## Task data
####################
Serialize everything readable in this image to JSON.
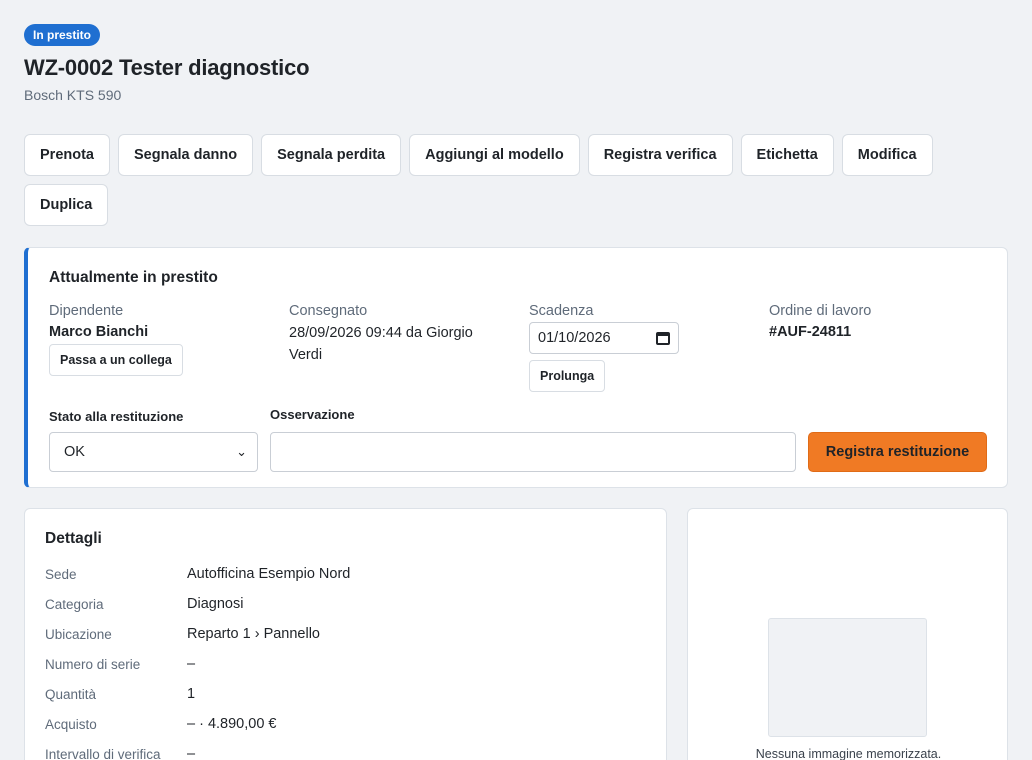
{
  "header": {
    "status_badge": "In prestito",
    "title": "WZ-0002 Tester diagnostico",
    "subtitle": "Bosch KTS 590"
  },
  "actions": [
    "Prenota",
    "Segnala danno",
    "Segnala perdita",
    "Aggiungi al modello",
    "Registra verifica",
    "Etichetta",
    "Modifica",
    "Duplica"
  ],
  "loan": {
    "title": "Attualmente in prestito",
    "employee_label": "Dipendente",
    "employee_value": "Marco Bianchi",
    "pass_button": "Passa a un collega",
    "handed_label": "Consegnato",
    "handed_value": "28/09/2026 09:44 da Giorgio Verdi",
    "due_label": "Scadenza",
    "due_value": "01/10/2026",
    "extend_button": "Prolunga",
    "order_label": "Ordine di lavoro",
    "order_value": "#AUF-24811",
    "return_state_label": "Stato alla restituzione",
    "return_state_value": "OK",
    "note_label": "Osservazione",
    "note_value": "",
    "register_button": "Registra restituzione"
  },
  "details": {
    "title": "Dettagli",
    "rows": [
      {
        "key": "Sede",
        "value": "Autofficina Esempio Nord"
      },
      {
        "key": "Categoria",
        "value": "Diagnosi"
      },
      {
        "key": "Ubicazione",
        "value": "Reparto 1 › Pannello"
      },
      {
        "key": "Numero di serie",
        "value": "–"
      },
      {
        "key": "Quantità",
        "value": "1"
      },
      {
        "key": "Acquisto",
        "value": "– · 4.890,00 €"
      },
      {
        "key": "Intervallo di verifica",
        "value": "–"
      }
    ]
  },
  "image": {
    "caption": "Nessuna immagine memorizzata."
  },
  "colors": {
    "accent": "#1f6fd1",
    "primary_button": "#f07a24",
    "background": "#f0f2f5"
  }
}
####################
## Problem details
What count of lines in the listing contain the word "Registra"? Reply with the number only.

## Task result
2